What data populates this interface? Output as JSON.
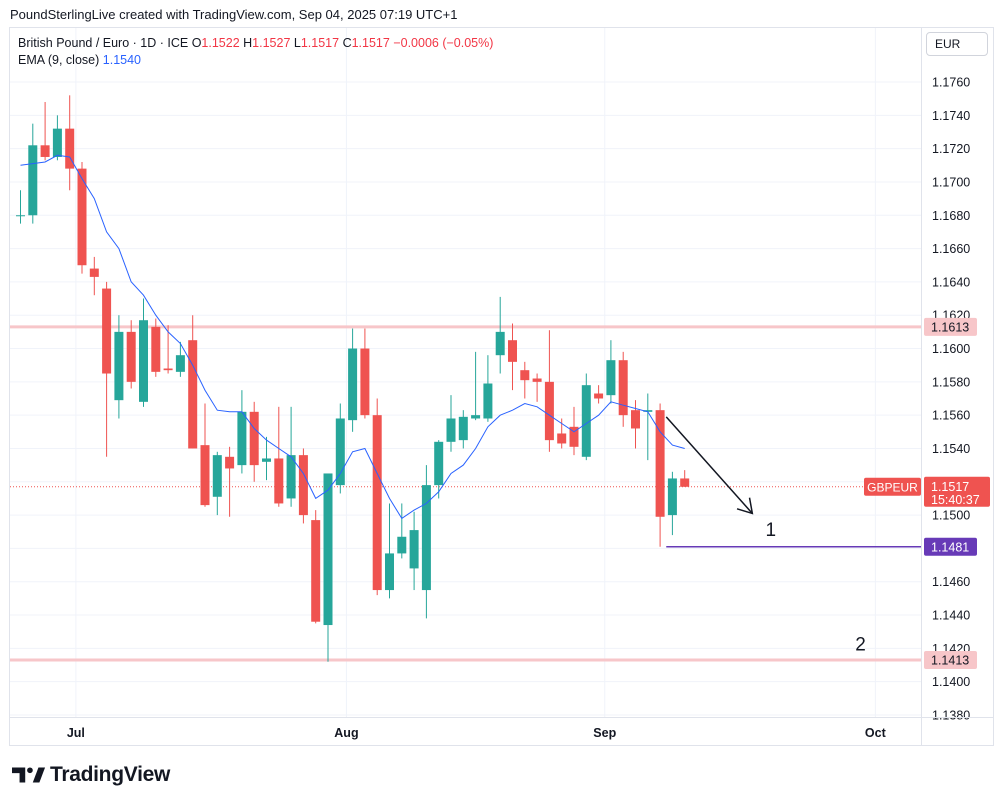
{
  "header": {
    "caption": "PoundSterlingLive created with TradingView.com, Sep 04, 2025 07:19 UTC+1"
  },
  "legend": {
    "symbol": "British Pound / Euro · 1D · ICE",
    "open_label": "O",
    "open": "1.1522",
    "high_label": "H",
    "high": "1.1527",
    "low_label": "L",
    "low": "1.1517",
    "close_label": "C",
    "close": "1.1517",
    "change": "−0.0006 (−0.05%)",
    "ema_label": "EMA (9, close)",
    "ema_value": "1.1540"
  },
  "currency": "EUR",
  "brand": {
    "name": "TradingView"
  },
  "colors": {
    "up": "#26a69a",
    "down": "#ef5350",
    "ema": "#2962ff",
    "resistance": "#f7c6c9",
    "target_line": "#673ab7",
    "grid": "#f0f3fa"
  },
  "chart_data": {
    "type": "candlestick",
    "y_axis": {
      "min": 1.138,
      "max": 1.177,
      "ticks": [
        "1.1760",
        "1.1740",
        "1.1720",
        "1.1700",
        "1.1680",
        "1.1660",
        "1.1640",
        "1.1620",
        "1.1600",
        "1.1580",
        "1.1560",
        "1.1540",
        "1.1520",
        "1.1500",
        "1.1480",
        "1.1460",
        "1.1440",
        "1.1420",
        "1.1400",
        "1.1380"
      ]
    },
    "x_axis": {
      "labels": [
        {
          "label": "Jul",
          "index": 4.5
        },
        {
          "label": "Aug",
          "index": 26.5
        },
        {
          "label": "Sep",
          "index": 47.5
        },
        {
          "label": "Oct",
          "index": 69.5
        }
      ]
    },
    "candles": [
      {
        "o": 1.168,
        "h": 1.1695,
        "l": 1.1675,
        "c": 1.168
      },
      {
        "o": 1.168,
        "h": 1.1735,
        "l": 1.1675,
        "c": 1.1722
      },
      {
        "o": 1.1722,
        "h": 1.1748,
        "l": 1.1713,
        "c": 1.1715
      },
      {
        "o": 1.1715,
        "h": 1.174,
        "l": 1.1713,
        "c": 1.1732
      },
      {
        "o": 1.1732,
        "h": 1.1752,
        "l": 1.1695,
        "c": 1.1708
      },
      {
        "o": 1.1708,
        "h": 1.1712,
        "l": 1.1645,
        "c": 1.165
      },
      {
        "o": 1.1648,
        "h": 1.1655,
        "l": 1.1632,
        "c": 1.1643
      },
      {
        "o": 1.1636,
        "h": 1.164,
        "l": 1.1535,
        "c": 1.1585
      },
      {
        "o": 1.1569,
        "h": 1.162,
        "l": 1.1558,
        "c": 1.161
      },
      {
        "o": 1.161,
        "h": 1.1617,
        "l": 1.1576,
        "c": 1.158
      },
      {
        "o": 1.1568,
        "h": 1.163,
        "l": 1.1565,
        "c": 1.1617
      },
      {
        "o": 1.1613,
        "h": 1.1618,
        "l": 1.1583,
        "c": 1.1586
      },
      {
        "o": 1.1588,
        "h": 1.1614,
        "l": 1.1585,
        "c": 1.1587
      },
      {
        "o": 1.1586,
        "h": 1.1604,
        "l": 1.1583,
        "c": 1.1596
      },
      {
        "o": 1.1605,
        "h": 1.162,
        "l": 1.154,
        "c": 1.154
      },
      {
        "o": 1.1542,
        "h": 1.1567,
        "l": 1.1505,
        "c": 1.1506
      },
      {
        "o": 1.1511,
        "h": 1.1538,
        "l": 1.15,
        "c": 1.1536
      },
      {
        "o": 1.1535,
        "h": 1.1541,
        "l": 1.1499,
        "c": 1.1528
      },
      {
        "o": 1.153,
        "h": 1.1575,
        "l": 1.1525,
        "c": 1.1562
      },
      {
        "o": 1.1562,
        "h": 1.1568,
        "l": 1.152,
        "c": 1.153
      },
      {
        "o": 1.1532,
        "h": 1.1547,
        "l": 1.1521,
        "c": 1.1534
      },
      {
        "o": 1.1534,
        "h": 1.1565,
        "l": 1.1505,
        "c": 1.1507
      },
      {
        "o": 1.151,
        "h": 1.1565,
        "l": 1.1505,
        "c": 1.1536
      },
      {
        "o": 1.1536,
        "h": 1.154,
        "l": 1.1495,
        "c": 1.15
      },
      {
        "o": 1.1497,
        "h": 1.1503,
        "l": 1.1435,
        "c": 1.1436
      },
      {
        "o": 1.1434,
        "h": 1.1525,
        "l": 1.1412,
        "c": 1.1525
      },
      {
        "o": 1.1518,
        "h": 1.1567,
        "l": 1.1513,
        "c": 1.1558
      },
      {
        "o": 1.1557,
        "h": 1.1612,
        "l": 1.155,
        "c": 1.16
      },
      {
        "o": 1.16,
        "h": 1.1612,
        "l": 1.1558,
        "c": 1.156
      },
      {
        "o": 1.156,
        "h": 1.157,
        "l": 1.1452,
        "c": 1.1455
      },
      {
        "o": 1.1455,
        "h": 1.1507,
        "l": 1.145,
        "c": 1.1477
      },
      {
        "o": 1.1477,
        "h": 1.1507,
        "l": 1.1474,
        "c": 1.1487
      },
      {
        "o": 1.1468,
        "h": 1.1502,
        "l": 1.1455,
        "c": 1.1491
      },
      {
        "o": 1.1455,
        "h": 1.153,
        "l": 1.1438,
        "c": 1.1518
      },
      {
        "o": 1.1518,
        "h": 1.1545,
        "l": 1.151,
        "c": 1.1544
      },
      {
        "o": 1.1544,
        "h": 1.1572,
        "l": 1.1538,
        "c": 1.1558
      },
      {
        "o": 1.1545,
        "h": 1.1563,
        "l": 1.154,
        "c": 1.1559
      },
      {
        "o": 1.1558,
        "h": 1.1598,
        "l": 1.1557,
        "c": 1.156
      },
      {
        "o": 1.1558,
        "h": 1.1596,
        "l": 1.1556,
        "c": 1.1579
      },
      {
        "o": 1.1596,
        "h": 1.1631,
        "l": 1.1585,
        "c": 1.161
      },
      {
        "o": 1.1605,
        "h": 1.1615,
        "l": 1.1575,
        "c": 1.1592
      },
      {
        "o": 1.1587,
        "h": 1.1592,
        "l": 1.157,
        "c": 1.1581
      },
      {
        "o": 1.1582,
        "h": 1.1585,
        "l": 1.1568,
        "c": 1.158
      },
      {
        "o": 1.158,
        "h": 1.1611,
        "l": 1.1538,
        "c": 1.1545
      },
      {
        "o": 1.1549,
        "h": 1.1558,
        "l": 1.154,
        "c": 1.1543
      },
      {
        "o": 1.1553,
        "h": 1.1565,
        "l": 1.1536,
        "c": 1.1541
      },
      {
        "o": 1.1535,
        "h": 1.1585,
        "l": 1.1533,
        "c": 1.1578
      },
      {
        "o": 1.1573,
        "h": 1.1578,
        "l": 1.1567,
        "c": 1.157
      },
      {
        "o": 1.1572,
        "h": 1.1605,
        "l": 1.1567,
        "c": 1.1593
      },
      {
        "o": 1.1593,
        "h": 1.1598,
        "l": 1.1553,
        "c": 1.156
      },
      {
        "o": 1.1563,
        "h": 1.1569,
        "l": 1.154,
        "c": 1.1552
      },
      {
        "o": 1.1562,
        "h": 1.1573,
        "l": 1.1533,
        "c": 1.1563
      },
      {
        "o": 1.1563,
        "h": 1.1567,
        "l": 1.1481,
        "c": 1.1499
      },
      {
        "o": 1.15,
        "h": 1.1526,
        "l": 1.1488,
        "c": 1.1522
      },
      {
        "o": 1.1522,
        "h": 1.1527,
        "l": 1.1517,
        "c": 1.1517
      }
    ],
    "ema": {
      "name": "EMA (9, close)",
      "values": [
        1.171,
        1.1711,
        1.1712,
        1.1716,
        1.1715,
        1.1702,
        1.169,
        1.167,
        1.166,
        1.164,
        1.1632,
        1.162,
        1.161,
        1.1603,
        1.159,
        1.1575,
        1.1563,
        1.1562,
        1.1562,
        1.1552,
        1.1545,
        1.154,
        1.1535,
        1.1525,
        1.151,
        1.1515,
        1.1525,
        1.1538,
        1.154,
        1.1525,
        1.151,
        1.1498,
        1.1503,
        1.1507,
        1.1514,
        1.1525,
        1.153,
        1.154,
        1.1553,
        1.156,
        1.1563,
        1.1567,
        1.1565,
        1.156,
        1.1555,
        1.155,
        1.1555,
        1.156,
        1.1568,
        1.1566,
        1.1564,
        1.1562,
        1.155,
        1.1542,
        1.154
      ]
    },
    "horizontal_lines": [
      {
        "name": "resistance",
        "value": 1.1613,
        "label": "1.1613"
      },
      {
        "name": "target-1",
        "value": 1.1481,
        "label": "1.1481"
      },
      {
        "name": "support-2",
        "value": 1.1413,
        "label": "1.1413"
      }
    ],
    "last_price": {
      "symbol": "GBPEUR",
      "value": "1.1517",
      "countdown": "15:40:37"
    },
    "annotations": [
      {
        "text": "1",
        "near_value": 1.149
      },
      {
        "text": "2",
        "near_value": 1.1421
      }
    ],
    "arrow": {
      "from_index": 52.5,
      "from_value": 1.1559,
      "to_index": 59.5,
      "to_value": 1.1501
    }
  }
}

» **Exercise requirements**: Which lines above contain "name"? Show each of them.

» **Answer to the exercise**:
    "name": "TradingView"
      "name": "EMA (9, close)",
        "name": "resistance",
        "name": "target-1",
        "name": "support-2",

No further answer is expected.